Check each line of the material below, and copy it if it holds the string "change".

:: LISTED ENTRIES

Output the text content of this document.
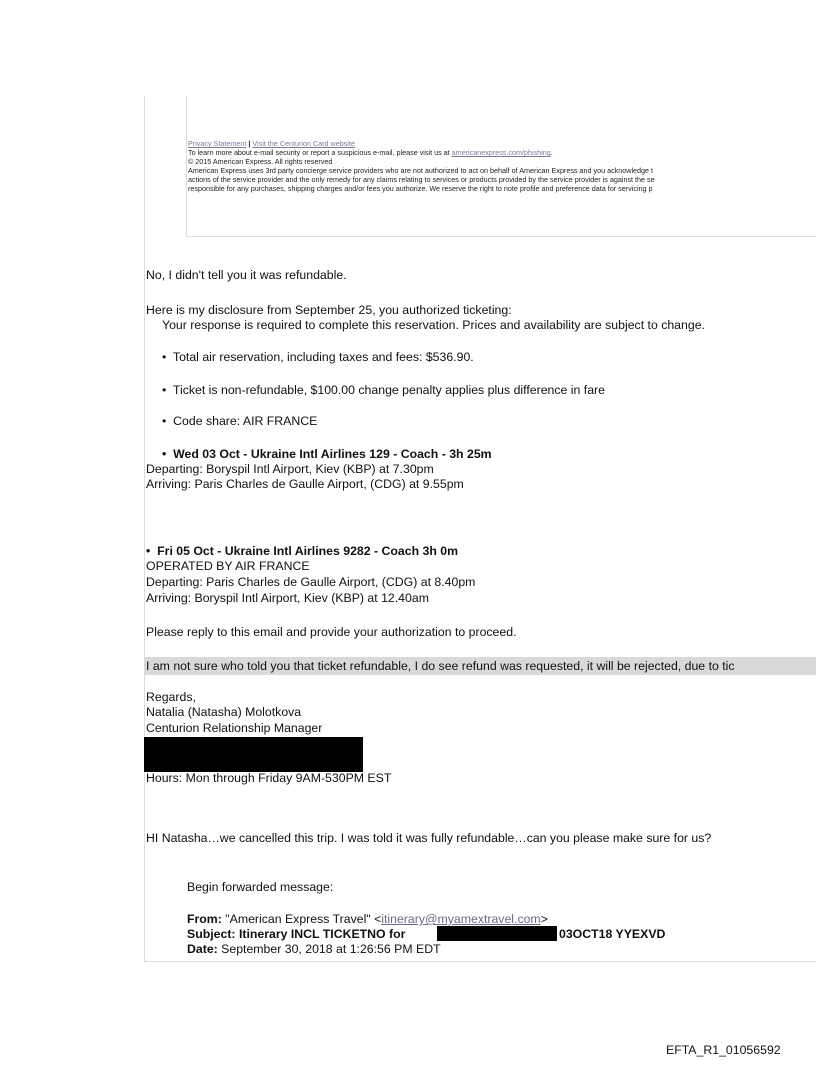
Privacy Statement | Visit the Centurion Card website
To learn more about e-mail security or report a suspicious e-mail, please visit us at americanexpress.com/phishing.
© 2015 American Express. All rights reserved
American Express uses 3rd party concierge service providers who are not authorized to act on behalf of American Express and you acknowledge t
actions of the service provider and the only remedy for any claims relating to services or products provided by the service provider is against the se
responsible for any purchases, shipping charges and/or fees you authorize. We reserve the right to note profile and preference data for servicing p
No, I didn't tell you it was refundable.
Here is my disclosure from September 25, you authorized ticketing:
Your response is required to complete this reservation. Prices and availability are subject to change.
•  Total air reservation, including taxes and fees: $536.90.
•  Ticket is non-refundable, $100.00 change penalty applies plus difference in fare
•  Code share: AIR FRANCE
•  Wed 03 Oct - Ukraine Intl Airlines 129 - Coach - 3h 25m
Departing: Boryspil Intl Airport, Kiev (KBP) at 7.30pm
Arriving: Paris Charles de Gaulle Airport, (CDG) at 9.55pm
•  Fri 05 Oct - Ukraine Intl Airlines 9282 - Coach 3h 0m
OPERATED BY AIR FRANCE
Departing: Paris Charles de Gaulle Airport, (CDG) at 8.40pm
Arriving: Boryspil Intl Airport, Kiev (KBP) at 12.40am
Please reply to this email and provide your authorization to proceed.
I am not sure who told you that ticket refundable, I do see refund was requested, it will be rejected, due to tic
Regards,
Natalia (Natasha) Molotkova
Centurion Relationship Manager
Hours: Mon through Friday 9AM-530PM EST
HI Natasha…we cancelled this trip. I was told it was fully refundable…can you please make sure for us?
Begin forwarded message:
From: "American Express Travel" <itinerary@myamextravel.com>
Subject: Itinerary INCL TICKETNO for	03OCT18 YYEXVD
Date: September 30, 2018 at 1:26:56 PM EDT
EFTA_R1_01056592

::::

WRITTEN RESPONSE =>
Your response is required to complete this reservation. Prices and availability are subject to change.
•  Ticket is non-refundable, $100.00 change penalty applies plus difference in fare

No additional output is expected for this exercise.